- SET EXERCISE -
Which lines include the word "Lack"? Copy each of them.

- RECORDS PROVIDED -
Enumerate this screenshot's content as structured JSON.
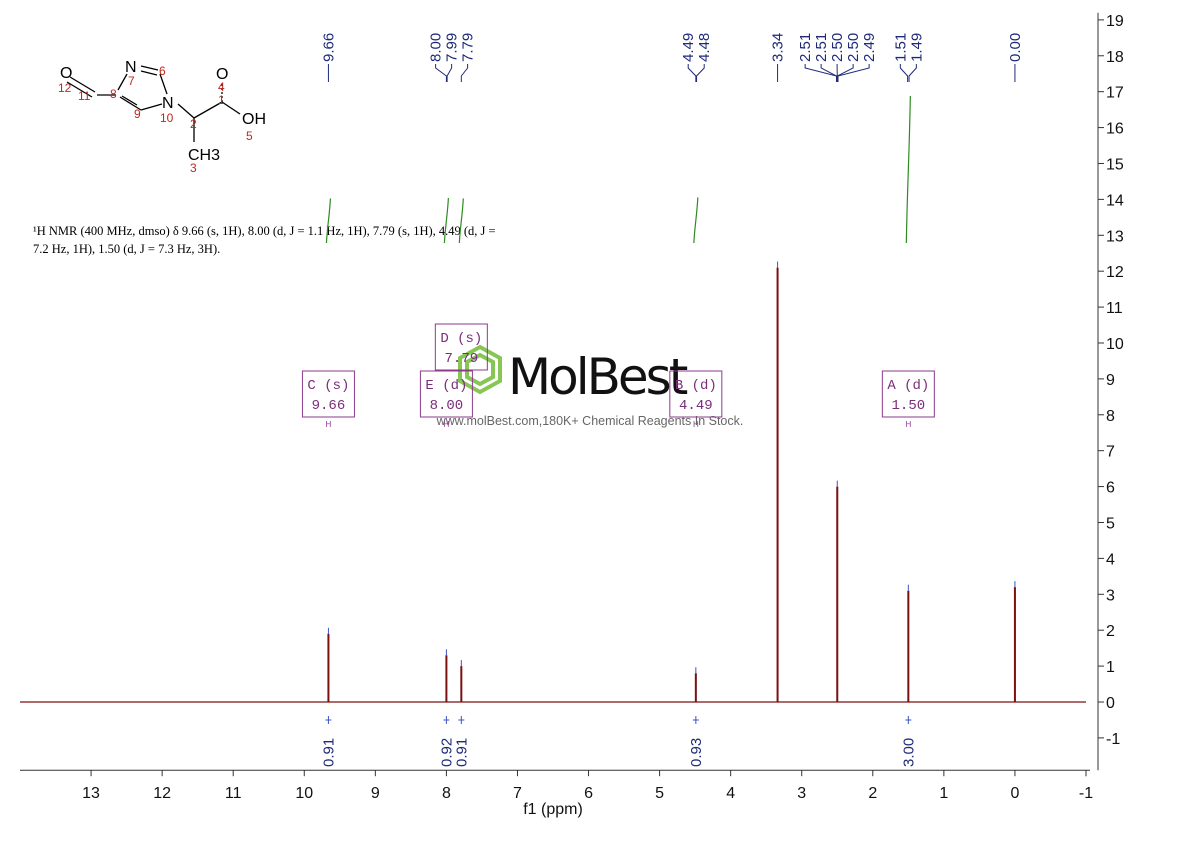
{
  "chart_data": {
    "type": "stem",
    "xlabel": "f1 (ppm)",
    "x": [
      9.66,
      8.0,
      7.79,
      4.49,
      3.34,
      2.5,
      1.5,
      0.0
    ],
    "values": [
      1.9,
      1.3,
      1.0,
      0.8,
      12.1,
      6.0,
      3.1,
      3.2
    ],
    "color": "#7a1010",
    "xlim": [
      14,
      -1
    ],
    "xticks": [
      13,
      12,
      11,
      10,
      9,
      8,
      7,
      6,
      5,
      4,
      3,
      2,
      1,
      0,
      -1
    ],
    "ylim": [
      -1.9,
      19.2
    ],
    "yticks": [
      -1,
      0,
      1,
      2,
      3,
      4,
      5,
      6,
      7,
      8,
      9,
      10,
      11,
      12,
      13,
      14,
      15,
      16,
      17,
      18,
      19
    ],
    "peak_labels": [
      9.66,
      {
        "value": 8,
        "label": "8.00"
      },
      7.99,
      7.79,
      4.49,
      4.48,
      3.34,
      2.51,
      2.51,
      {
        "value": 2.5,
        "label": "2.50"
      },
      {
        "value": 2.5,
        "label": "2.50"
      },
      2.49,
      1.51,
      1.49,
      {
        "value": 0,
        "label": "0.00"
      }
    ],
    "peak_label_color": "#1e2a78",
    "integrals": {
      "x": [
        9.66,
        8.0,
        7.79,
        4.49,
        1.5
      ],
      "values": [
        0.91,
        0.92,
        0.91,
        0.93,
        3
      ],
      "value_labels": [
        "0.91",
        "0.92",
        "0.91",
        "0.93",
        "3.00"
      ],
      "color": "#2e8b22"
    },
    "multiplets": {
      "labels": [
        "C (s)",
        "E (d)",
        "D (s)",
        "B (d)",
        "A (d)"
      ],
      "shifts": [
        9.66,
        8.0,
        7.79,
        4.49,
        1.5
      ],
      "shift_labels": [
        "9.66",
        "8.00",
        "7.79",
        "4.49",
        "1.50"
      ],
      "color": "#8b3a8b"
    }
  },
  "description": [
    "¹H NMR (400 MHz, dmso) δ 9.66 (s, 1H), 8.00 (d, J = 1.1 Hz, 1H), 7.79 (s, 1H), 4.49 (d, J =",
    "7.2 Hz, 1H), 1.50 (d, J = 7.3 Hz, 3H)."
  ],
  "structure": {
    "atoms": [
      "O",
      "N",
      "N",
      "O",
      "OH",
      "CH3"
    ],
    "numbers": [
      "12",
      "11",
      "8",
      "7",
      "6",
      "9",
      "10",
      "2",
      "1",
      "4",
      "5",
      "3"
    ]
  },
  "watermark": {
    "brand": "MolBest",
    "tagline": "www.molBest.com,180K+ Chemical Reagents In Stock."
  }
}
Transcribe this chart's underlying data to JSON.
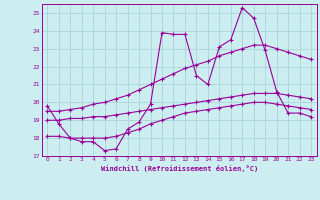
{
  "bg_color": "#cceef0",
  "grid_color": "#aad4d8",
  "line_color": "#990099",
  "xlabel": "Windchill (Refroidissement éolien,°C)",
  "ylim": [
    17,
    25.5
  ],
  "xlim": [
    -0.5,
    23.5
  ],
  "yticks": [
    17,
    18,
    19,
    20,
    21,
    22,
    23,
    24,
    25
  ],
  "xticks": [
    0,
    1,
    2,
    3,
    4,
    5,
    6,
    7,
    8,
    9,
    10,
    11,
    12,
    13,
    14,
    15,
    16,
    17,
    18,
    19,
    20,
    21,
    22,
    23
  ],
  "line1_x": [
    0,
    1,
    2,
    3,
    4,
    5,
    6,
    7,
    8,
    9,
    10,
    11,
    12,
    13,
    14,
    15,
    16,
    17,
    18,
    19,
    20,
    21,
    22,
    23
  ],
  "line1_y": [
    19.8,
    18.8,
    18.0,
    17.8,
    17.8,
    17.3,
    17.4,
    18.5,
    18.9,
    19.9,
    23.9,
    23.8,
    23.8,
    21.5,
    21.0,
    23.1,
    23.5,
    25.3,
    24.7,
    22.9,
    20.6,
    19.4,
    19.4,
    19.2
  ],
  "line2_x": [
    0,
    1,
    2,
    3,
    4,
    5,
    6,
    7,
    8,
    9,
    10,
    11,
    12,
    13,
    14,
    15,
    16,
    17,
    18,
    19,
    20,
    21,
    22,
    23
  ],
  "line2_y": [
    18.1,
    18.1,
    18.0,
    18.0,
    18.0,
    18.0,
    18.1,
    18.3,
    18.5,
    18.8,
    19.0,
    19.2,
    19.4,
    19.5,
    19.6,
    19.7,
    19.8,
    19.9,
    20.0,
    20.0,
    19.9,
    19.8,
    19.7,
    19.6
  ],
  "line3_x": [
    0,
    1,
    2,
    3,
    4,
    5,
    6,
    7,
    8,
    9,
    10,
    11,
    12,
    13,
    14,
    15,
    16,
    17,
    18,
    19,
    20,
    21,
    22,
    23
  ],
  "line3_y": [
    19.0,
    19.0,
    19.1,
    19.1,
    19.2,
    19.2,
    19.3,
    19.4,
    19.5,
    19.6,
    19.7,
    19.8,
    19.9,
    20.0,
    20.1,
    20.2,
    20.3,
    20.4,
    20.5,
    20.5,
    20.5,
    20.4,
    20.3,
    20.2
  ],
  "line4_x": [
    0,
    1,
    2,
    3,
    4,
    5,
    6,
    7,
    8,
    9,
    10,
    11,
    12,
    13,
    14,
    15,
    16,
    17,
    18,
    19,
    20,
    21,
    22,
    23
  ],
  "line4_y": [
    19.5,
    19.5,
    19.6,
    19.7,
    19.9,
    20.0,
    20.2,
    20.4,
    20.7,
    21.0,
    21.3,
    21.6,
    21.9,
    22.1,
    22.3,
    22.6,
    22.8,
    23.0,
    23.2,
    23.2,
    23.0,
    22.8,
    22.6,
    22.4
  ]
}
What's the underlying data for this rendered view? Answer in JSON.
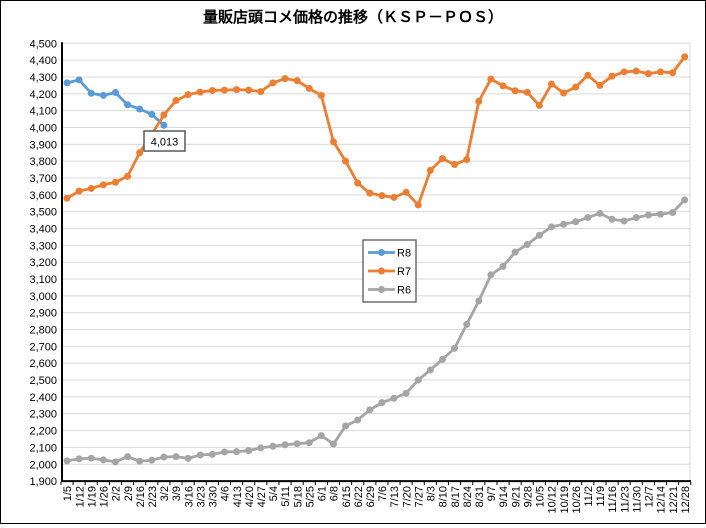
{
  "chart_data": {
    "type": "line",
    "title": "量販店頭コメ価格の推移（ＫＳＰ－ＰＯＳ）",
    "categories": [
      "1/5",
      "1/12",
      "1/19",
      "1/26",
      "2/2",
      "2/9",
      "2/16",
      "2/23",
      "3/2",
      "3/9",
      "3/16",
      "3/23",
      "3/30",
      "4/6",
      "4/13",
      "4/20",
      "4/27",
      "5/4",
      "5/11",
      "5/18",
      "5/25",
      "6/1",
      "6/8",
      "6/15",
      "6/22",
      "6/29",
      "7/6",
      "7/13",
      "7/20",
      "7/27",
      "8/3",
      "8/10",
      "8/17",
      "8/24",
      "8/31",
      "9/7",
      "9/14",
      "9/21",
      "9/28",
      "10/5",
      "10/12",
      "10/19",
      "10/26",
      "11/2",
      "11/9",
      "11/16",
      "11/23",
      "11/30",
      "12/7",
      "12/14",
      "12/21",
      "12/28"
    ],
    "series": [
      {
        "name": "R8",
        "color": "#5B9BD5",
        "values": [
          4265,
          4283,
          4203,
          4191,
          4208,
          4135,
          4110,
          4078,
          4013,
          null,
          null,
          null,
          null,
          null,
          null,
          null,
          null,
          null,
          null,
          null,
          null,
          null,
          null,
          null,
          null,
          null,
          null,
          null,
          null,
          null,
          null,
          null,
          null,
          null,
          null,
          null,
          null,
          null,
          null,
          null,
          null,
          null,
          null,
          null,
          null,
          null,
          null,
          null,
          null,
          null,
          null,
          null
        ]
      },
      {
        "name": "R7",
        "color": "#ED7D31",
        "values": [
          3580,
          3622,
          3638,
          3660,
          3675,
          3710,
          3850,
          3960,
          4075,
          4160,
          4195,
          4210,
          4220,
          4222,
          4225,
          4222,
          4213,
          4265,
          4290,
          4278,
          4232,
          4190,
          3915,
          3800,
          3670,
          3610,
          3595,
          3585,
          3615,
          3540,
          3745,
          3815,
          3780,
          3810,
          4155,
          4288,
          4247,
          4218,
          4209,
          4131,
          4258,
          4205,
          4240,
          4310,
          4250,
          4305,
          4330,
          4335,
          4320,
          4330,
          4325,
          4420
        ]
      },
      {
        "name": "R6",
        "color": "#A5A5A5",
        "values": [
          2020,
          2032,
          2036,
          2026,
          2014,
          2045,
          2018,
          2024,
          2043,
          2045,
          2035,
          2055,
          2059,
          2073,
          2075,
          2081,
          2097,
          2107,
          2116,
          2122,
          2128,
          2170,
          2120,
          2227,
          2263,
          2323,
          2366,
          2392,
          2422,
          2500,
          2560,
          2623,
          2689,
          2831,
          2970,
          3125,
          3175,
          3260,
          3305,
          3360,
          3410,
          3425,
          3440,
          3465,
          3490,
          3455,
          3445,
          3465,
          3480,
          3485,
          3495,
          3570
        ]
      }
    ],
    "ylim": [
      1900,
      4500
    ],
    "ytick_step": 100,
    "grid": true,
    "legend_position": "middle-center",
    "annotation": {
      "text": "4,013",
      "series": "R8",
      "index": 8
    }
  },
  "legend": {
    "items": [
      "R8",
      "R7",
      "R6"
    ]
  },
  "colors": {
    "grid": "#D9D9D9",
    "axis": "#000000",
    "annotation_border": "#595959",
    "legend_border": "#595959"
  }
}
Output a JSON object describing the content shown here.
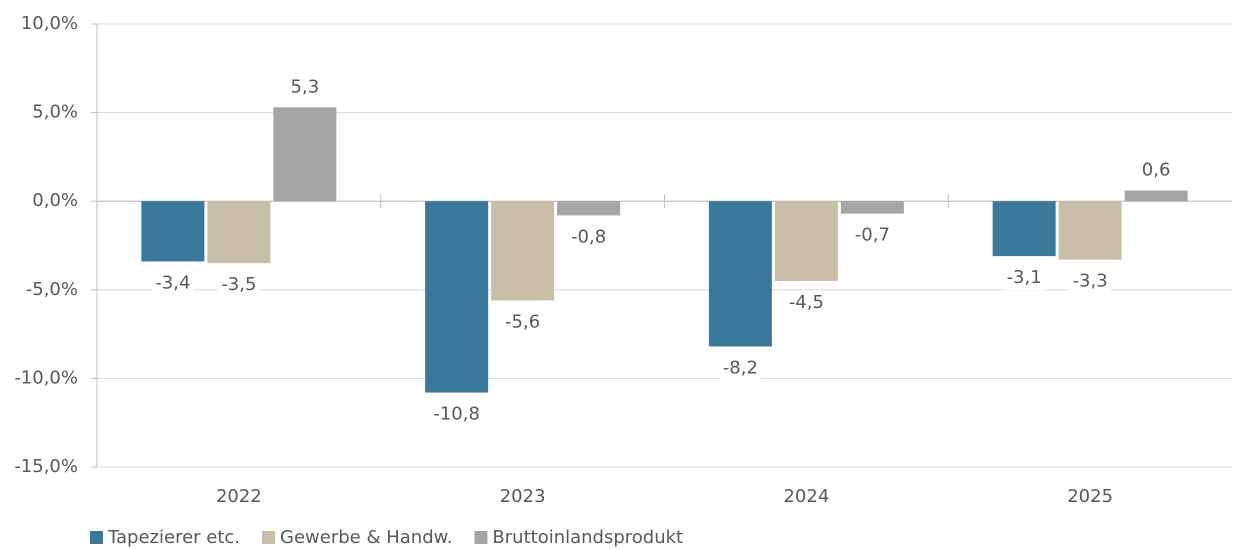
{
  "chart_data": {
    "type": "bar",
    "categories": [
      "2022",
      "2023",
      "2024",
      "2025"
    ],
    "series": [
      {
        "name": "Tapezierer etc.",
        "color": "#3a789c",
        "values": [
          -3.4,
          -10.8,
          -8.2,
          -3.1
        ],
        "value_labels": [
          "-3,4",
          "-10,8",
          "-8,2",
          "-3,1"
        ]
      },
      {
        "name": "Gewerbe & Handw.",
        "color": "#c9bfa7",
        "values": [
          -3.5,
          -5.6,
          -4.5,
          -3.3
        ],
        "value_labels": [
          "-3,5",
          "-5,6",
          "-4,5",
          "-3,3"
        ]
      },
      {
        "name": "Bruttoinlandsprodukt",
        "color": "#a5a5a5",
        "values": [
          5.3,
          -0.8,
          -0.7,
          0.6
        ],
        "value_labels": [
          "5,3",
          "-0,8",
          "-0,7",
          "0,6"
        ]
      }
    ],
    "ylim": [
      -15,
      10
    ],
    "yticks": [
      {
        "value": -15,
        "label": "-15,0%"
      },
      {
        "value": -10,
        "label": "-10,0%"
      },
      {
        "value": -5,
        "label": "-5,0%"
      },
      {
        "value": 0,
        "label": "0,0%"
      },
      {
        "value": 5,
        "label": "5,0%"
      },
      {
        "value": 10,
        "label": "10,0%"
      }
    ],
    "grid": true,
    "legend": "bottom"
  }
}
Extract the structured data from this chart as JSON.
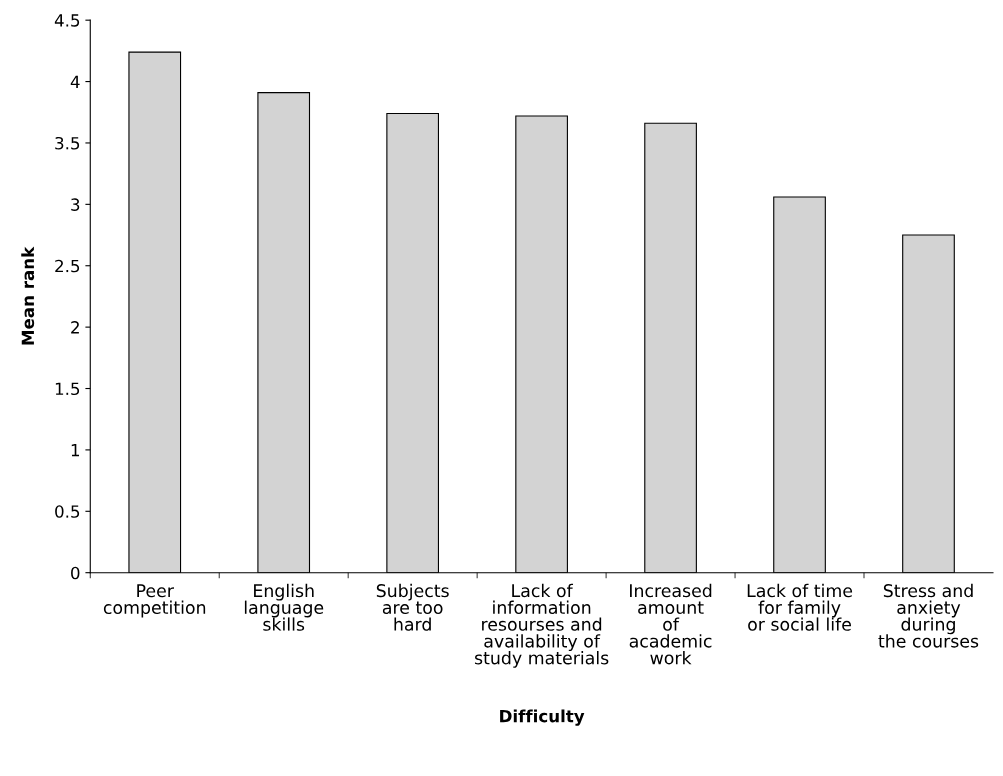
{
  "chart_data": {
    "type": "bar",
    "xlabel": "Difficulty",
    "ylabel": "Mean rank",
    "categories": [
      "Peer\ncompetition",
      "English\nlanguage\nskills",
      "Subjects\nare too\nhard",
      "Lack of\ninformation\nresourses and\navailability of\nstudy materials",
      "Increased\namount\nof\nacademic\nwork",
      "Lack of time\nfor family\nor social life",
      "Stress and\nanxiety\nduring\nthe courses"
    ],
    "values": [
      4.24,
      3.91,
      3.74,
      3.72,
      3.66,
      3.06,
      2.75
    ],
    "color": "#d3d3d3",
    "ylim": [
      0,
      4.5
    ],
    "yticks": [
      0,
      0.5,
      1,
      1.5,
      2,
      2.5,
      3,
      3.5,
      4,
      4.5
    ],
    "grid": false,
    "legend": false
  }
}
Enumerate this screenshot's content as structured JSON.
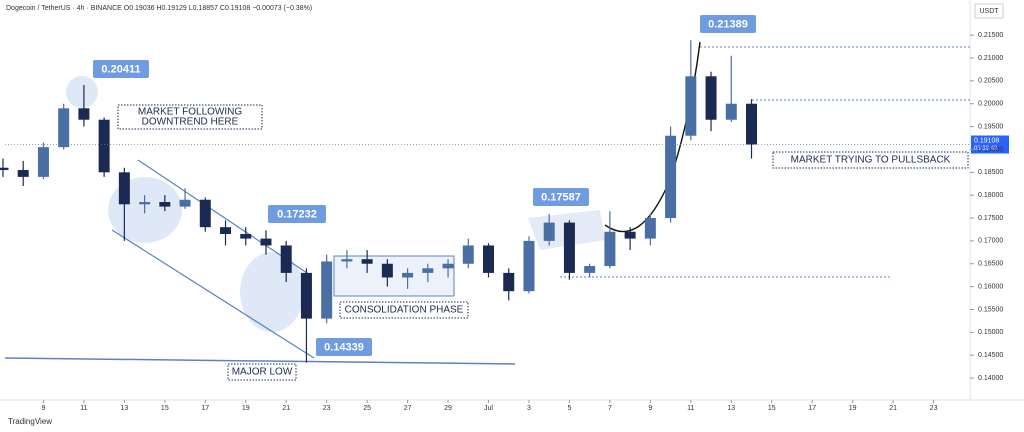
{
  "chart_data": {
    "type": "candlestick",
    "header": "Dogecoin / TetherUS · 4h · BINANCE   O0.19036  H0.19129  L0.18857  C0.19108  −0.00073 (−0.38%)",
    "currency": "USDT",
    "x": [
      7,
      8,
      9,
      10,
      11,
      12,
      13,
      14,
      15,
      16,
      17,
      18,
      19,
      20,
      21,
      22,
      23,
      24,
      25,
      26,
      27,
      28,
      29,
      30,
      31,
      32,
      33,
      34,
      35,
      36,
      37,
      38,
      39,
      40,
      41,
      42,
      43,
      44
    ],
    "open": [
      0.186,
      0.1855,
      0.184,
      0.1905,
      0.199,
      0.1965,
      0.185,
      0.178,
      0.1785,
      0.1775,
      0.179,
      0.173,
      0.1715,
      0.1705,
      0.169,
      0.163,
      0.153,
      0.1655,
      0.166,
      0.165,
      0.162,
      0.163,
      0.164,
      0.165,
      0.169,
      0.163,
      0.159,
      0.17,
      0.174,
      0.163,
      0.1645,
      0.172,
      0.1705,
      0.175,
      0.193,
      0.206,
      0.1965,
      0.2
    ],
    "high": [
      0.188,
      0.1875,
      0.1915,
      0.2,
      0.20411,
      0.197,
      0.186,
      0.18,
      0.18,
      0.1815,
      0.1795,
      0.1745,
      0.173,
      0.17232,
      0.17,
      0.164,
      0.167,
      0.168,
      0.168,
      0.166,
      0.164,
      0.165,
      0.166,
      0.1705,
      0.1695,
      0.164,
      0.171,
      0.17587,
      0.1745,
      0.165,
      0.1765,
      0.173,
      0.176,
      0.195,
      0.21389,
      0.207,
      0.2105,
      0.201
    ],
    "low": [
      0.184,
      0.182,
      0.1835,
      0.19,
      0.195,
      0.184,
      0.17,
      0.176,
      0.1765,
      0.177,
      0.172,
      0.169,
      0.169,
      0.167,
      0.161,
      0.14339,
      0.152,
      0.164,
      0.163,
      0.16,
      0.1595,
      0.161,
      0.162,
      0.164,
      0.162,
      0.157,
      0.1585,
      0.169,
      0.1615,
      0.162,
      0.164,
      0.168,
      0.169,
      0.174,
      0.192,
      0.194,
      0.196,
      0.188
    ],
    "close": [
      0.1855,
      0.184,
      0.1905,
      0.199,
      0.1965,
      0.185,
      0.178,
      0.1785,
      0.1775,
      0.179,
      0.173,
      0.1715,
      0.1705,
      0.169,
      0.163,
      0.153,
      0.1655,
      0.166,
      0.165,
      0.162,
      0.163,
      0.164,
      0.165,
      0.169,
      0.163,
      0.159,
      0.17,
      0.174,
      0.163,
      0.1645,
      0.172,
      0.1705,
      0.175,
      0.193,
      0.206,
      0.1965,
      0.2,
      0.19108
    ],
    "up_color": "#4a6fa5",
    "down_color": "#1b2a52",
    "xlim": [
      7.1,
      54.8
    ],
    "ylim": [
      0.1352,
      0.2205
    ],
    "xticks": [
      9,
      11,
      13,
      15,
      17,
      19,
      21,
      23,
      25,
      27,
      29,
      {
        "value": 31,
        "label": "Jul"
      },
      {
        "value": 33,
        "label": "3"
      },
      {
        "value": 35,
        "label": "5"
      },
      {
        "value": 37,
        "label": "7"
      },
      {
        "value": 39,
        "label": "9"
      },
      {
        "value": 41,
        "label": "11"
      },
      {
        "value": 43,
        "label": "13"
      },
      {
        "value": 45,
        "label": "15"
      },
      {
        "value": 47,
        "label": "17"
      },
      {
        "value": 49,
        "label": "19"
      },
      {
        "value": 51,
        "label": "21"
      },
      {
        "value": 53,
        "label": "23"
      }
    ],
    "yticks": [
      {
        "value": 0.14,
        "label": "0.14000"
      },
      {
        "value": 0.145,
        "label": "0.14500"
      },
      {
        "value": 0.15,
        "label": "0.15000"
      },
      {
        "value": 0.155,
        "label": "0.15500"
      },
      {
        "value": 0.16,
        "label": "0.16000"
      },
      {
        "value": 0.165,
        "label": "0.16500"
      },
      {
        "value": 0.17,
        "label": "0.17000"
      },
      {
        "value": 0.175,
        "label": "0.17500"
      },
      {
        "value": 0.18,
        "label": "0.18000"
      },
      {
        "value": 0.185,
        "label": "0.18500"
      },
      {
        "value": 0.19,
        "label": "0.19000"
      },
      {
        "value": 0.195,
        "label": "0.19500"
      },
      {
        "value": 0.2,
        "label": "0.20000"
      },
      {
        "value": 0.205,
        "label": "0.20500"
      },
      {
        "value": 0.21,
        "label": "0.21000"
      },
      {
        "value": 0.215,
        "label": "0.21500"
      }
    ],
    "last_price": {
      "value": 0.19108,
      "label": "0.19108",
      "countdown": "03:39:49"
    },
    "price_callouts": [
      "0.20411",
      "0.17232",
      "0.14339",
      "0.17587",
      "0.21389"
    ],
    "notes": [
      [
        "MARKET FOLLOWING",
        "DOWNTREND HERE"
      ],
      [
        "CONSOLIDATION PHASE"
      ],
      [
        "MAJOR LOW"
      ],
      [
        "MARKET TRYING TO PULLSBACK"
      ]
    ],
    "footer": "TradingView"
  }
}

- TASK OUTPUT -
      "Lack of\ninformation\nresourses and\navailability of\nstudy materials",
      "Lack of time\nfor family\nor social life",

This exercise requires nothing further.